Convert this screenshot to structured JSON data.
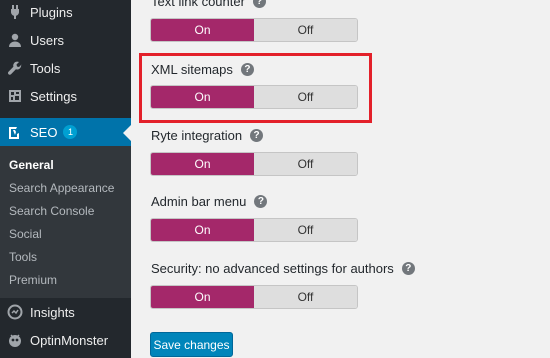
{
  "sidebar": {
    "items": [
      {
        "label": "Plugins",
        "icon": "plugin-icon"
      },
      {
        "label": "Users",
        "icon": "users-icon"
      },
      {
        "label": "Tools",
        "icon": "wrench-icon"
      },
      {
        "label": "Settings",
        "icon": "settings-icon"
      }
    ],
    "seo": {
      "label": "SEO",
      "badge": "1",
      "icon": "yoast-icon"
    },
    "submenu": [
      "General",
      "Search Appearance",
      "Search Console",
      "Social",
      "Tools",
      "Premium"
    ],
    "bottom": [
      {
        "label": "Insights",
        "icon": "insights-icon"
      },
      {
        "label": "OptinMonster",
        "icon": "optinmonster-icon"
      }
    ]
  },
  "settings": [
    {
      "label": "Text link counter",
      "on": "On",
      "off": "Off",
      "selected": "On"
    },
    {
      "label": "XML sitemaps",
      "on": "On",
      "off": "Off",
      "selected": "On"
    },
    {
      "label": "Ryte integration",
      "on": "On",
      "off": "Off",
      "selected": "On"
    },
    {
      "label": "Admin bar menu",
      "on": "On",
      "off": "Off",
      "selected": "On"
    },
    {
      "label": "Security: no advanced settings for authors",
      "on": "On",
      "off": "Off",
      "selected": "On"
    }
  ],
  "help_glyph": "?",
  "save_label": "Save changes",
  "colors": {
    "toggle_on": "#a4286a",
    "highlight": "#e3202a",
    "sidebar": "#23282d",
    "active": "#0073aa"
  }
}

# Task
In your copy of the records, include no pictures; repeat everything else exactly.

# Final answer
Convert this screenshot to structured JSON data.
{
  "sidebar": {
    "items": [
      {
        "label": "Plugins",
        "icon": "plugin-icon"
      },
      {
        "label": "Users",
        "icon": "users-icon"
      },
      {
        "label": "Tools",
        "icon": "wrench-icon"
      },
      {
        "label": "Settings",
        "icon": "settings-icon"
      }
    ],
    "seo": {
      "label": "SEO",
      "badge": "1",
      "icon": "yoast-icon"
    },
    "submenu": [
      "General",
      "Search Appearance",
      "Search Console",
      "Social",
      "Tools",
      "Premium"
    ],
    "bottom": [
      {
        "label": "Insights",
        "icon": "insights-icon"
      },
      {
        "label": "OptinMonster",
        "icon": "optinmonster-icon"
      }
    ]
  },
  "settings": [
    {
      "label": "Text link counter",
      "on": "On",
      "off": "Off",
      "selected": "On"
    },
    {
      "label": "XML sitemaps",
      "on": "On",
      "off": "Off",
      "selected": "On"
    },
    {
      "label": "Ryte integration",
      "on": "On",
      "off": "Off",
      "selected": "On"
    },
    {
      "label": "Admin bar menu",
      "on": "On",
      "off": "Off",
      "selected": "On"
    },
    {
      "label": "Security: no advanced settings for authors",
      "on": "On",
      "off": "Off",
      "selected": "On"
    }
  ],
  "help_glyph": "?",
  "save_label": "Save changes",
  "colors": {
    "toggle_on": "#a4286a",
    "highlight": "#e3202a",
    "sidebar": "#23282d",
    "active": "#0073aa"
  }
}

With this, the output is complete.